** start of Dataset records **
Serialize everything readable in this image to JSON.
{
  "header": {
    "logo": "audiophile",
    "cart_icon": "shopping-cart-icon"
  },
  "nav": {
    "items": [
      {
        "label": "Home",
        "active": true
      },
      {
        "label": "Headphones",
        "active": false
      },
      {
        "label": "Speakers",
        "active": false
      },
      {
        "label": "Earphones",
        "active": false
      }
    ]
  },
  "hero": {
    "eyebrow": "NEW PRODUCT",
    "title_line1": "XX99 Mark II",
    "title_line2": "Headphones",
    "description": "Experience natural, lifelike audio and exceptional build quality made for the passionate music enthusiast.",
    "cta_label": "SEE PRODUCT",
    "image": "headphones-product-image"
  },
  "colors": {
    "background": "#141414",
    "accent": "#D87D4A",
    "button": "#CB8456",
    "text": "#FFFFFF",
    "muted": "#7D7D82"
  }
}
** end of Dataset records **
**Your objective:** Give back the data above exactly as it appears.

**Reply to the task:**
Serialize everything readable in this image to JSON.
{
  "header": {
    "logo": "audiophile",
    "cart_icon": "shopping-cart-icon"
  },
  "nav": {
    "items": [
      {
        "label": "Home",
        "active": true
      },
      {
        "label": "Headphones",
        "active": false
      },
      {
        "label": "Speakers",
        "active": false
      },
      {
        "label": "Earphones",
        "active": false
      }
    ]
  },
  "hero": {
    "eyebrow": "NEW PRODUCT",
    "title_line1": "XX99 Mark II",
    "title_line2": "Headphones",
    "description": "Experience natural, lifelike audio and exceptional build quality made for the passionate music enthusiast.",
    "cta_label": "SEE PRODUCT",
    "image": "headphones-product-image"
  },
  "colors": {
    "background": "#141414",
    "accent": "#D87D4A",
    "button": "#CB8456",
    "text": "#FFFFFF",
    "muted": "#7D7D82"
  }
}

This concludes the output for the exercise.